**Given exercise:** How many lines in the listing below contain the string "student", with case counting? Reply with the number alone.

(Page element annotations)
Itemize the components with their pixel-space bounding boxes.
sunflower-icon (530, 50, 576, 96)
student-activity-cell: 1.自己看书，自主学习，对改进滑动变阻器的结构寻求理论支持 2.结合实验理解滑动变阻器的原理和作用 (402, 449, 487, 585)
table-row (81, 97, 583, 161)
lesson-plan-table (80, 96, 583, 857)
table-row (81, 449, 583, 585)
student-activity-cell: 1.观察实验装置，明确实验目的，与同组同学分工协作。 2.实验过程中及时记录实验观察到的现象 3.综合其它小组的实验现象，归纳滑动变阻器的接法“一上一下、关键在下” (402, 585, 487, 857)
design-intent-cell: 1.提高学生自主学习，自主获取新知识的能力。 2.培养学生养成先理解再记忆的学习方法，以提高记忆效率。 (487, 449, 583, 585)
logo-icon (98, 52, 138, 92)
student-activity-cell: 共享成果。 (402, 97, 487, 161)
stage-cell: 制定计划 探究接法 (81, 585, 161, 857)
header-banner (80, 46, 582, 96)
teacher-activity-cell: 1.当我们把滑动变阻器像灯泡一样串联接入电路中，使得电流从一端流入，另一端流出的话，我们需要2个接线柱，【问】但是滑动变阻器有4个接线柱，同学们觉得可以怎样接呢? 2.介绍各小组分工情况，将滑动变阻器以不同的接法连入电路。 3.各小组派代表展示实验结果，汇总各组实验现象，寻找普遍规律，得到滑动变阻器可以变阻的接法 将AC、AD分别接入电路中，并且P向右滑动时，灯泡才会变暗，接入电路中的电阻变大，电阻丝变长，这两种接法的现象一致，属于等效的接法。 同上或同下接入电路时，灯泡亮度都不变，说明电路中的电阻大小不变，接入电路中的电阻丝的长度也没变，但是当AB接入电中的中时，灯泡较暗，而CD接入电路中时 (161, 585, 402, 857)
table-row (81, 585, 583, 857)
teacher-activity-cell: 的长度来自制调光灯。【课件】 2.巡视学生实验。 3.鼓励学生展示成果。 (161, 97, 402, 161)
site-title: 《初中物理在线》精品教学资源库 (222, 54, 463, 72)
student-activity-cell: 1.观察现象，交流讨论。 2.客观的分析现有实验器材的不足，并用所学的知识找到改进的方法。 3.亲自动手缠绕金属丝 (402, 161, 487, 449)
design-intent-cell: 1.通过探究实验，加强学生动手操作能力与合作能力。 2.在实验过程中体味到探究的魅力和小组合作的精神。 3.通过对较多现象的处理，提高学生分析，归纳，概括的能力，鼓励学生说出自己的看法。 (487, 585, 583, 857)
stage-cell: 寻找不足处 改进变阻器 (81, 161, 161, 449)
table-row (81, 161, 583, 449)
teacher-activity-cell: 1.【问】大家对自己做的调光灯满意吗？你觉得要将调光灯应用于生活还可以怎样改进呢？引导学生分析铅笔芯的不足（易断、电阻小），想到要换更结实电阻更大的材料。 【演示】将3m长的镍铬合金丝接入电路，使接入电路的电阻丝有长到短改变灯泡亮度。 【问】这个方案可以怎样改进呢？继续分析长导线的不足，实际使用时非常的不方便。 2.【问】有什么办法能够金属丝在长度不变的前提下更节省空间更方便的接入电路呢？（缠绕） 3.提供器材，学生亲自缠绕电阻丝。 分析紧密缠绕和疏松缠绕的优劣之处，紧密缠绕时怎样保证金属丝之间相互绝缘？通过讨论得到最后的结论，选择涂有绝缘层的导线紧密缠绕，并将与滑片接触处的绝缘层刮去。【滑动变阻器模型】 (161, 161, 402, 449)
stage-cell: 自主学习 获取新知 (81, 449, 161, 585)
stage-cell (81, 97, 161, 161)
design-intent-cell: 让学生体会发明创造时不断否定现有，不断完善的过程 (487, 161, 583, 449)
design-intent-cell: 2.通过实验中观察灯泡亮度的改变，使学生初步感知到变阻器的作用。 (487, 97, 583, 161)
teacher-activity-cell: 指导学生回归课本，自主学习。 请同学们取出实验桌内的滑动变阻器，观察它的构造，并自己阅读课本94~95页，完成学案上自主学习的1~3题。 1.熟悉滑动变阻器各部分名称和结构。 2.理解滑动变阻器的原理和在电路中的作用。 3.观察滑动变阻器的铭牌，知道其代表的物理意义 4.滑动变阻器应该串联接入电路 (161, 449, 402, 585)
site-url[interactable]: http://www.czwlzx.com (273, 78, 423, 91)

**Completed exercise:** 4